Repeat the full listing below verbatim and keep the images out.

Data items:
START
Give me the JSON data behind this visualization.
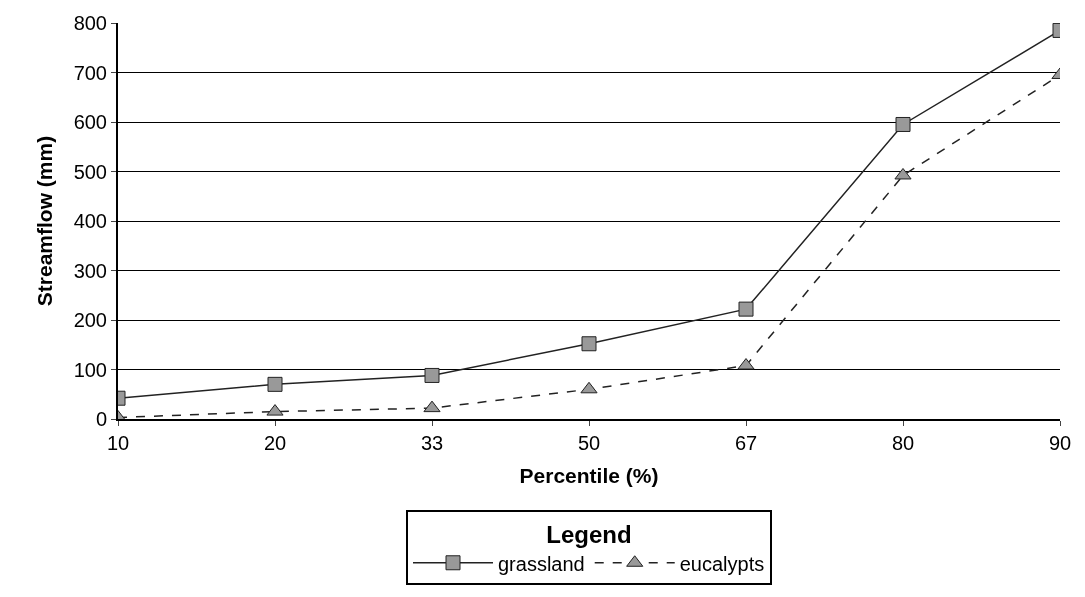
{
  "chart_data": {
    "type": "line",
    "xlabel": "Percentile (%)",
    "ylabel": "Streamflow (mm)",
    "legend_title": "Legend",
    "categories": [
      "10",
      "20",
      "33",
      "50",
      "67",
      "80",
      "90"
    ],
    "series": [
      {
        "name": "grassland",
        "color": "#222222",
        "marker": "square",
        "line_style": "solid",
        "values": [
          42,
          70,
          88,
          152,
          222,
          595,
          785
        ]
      },
      {
        "name": "eucalypts",
        "color": "#222222",
        "marker": "triangle",
        "line_style": "dashed",
        "values": [
          3,
          15,
          22,
          60,
          108,
          492,
          695
        ]
      }
    ],
    "ylim": [
      0,
      800
    ],
    "yticks": [
      0,
      100,
      200,
      300,
      400,
      500,
      600,
      700,
      800
    ],
    "grid": "y",
    "legend": "bottom"
  }
}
END
# CORRECT RESULT
Give me the JSON data behind this visualization.
{
  "chart_data": {
    "type": "line",
    "xlabel": "Percentile (%)",
    "ylabel": "Streamflow (mm)",
    "legend_title": "Legend",
    "categories": [
      "10",
      "20",
      "33",
      "50",
      "67",
      "80",
      "90"
    ],
    "series": [
      {
        "name": "grassland",
        "color": "#222222",
        "marker": "square",
        "line_style": "solid",
        "values": [
          42,
          70,
          88,
          152,
          222,
          595,
          785
        ]
      },
      {
        "name": "eucalypts",
        "color": "#222222",
        "marker": "triangle",
        "line_style": "dashed",
        "values": [
          3,
          15,
          22,
          60,
          108,
          492,
          695
        ]
      }
    ],
    "ylim": [
      0,
      800
    ],
    "yticks": [
      0,
      100,
      200,
      300,
      400,
      500,
      600,
      700,
      800
    ],
    "grid": "y",
    "legend": "bottom"
  }
}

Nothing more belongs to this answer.